■ Your instructions ■
Tally how many lines hold the string "subtitle". Your reply should be that number alone.

== Records for this task

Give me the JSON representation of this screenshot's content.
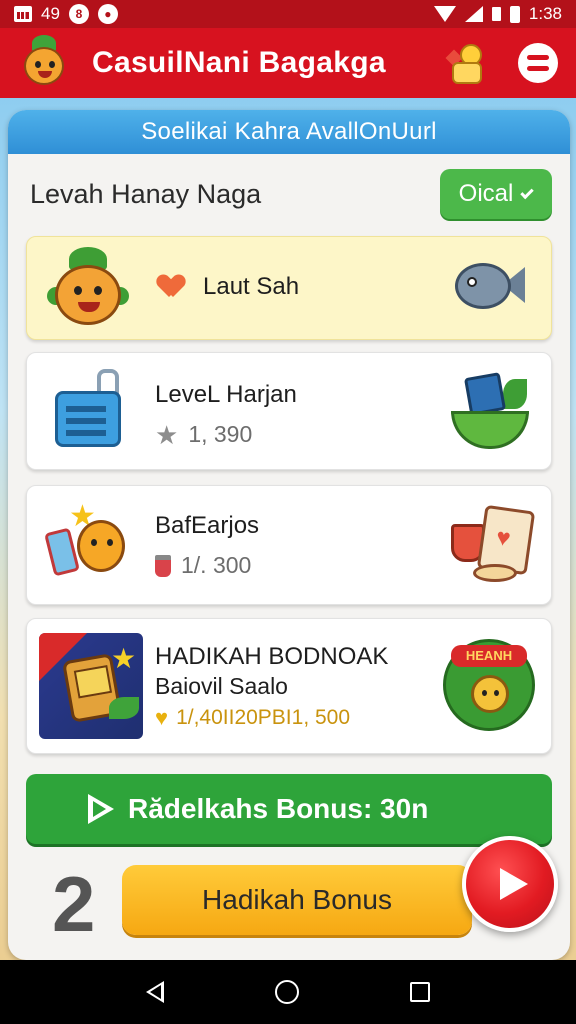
{
  "status": {
    "left_number": "49",
    "badge_symbol": "8",
    "time": "1:38"
  },
  "appbar": {
    "title": "CasuilNani Bagakga"
  },
  "card": {
    "banner": "Soelikai Kahra AvallOnUurl",
    "header_title": "Levah Hanay Naga",
    "ok_label": "Oical"
  },
  "rows": [
    {
      "title": "Laut Sah"
    },
    {
      "title": "LeveL Harjan",
      "sub": "1, 390"
    },
    {
      "title": "BafEarjos",
      "sub": "1/. 300"
    },
    {
      "title": "HADIKAH BODNOAK",
      "subtitle": "Baiovil Saalo",
      "bonus": "1/,40II20PBI1, 500",
      "medal_text": "HEANH"
    }
  ],
  "bonus_bar": {
    "label": "Rădelkahs Bonus: 30n"
  },
  "bottom": {
    "big_number": "2",
    "button_label": "Hadikah Bonus"
  },
  "colors": {
    "appbar": "#d7121f",
    "statusbar": "#b3111a",
    "banner": "#2f8fd6",
    "ok_green": "#4cb84a",
    "bonus_green": "#2ea43a",
    "yellow_button": "#f6a812",
    "fab_red": "#e21b22"
  },
  "icons": {
    "appbar_left": "pineapple-mascot-icon",
    "appbar_right": "gift-coin-icon",
    "menu": "menu-icon",
    "fab": "play-icon"
  }
}
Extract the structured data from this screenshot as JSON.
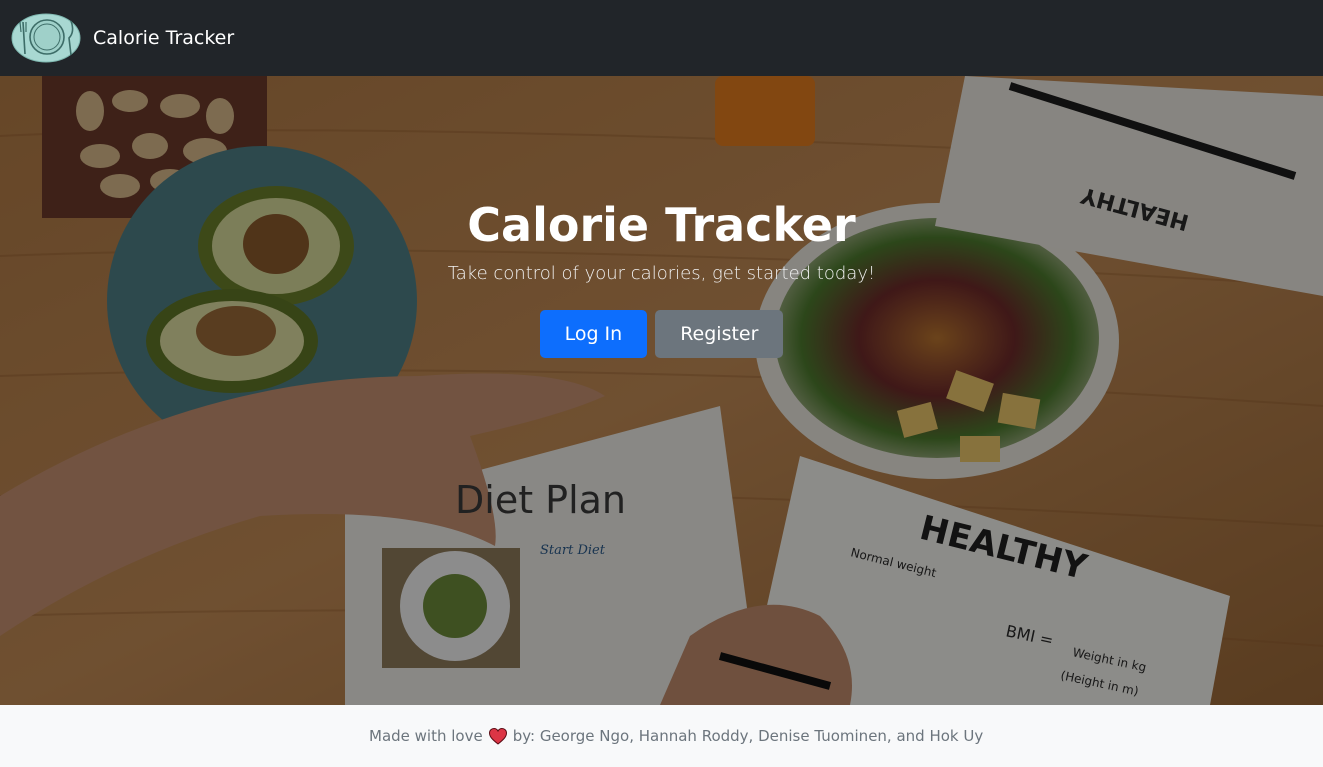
{
  "navbar": {
    "brand_name": "Calorie Tracker",
    "logo_icon": "plate-fork-knife-logo"
  },
  "hero": {
    "title": "Calorie Tracker",
    "subtitle": "Take control of your calories, get started today!",
    "login_label": "Log In",
    "register_label": "Register",
    "background_texts": {
      "notebook_title": "Diet Plan",
      "notebook_start": "Start Diet",
      "chart_title": "HEALTHY",
      "chart_normal": "Normal weight",
      "bmi_label": "BMI =",
      "bmi_formula_top": "Weight in kg",
      "bmi_formula_bottom": "(Height in m)",
      "top_paper_title": "HEALTHY"
    }
  },
  "footer": {
    "prefix": "Made with love",
    "suffix": "by: George Ngo, Hannah Roddy, Denise Tuominen, and Hok Uy",
    "heart_icon": "heart-icon"
  },
  "colors": {
    "navbar_bg": "#212529",
    "primary": "#0d6efd",
    "secondary": "#6c757d",
    "footer_bg": "#f8f9fa",
    "heart": "#dc3545"
  }
}
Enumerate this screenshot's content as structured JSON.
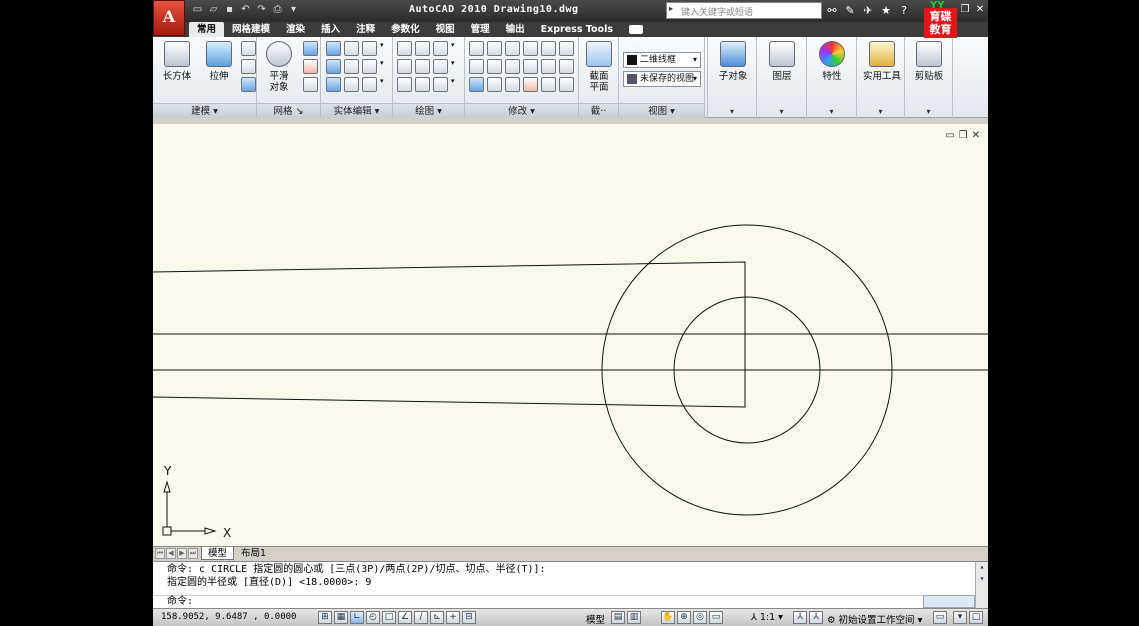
{
  "app": {
    "button_letter": "A",
    "title": "AutoCAD 2010  Drawing10.dwg",
    "search_placeholder": "键入关键字或短语",
    "logo_text_line1": "育",
    "logo_text_line2": "碟",
    "logo_text_line3": "教",
    "logo_text_line4": "育",
    "logo_badge": "YY"
  },
  "quick_access": [
    "new-icon",
    "open-icon",
    "save-icon",
    "undo-icon",
    "redo-icon",
    "print-icon"
  ],
  "tabs": [
    {
      "label": "常用",
      "active": true
    },
    {
      "label": "网格建模",
      "active": false
    },
    {
      "label": "渲染",
      "active": false
    },
    {
      "label": "插入",
      "active": false
    },
    {
      "label": "注释",
      "active": false
    },
    {
      "label": "参数化",
      "active": false
    },
    {
      "label": "视图",
      "active": false
    },
    {
      "label": "管理",
      "active": false
    },
    {
      "label": "输出",
      "active": false
    },
    {
      "label": "Express Tools",
      "active": false
    }
  ],
  "ribbon": {
    "modeling": {
      "title": "建模",
      "box_label": "长方体",
      "extrude_label": "拉伸"
    },
    "mesh": {
      "title": "网格",
      "smooth_label_1": "平滑",
      "smooth_label_2": "对象"
    },
    "solid_edit": {
      "title": "实体编辑"
    },
    "draw": {
      "title": "绘图"
    },
    "modify": {
      "title": "修改"
    },
    "section": {
      "title": "截··",
      "plane_label_1": "截面",
      "plane_label_2": "平面"
    },
    "view": {
      "title": "视图",
      "visual_style": "二维线框",
      "saved_view": "未保存的视图"
    },
    "subobject_label": "子对象",
    "layers_label": "图层",
    "properties_label": "特性",
    "utilities_label": "实用工具",
    "clipboard_label": "剪贴板"
  },
  "drawing": {
    "ucs_x": "X",
    "ucs_y": "Y"
  },
  "layout_tabs": {
    "model": "模型",
    "layout1": "布局1"
  },
  "command": {
    "line1": "命令: c CIRCLE 指定圆的圆心或 [三点(3P)/两点(2P)/切点、切点、半径(T)]:",
    "line2": "指定圆的半径或 [直径(D)] <18.0000>: 9",
    "prompt": "命令:"
  },
  "status": {
    "coords": "158.9052, 9.6487 , 0.0000",
    "model_label": "模型",
    "annotation_scale": "1:1",
    "workspace": "初始设置工作空间"
  }
}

====

■ Exercise response ■
2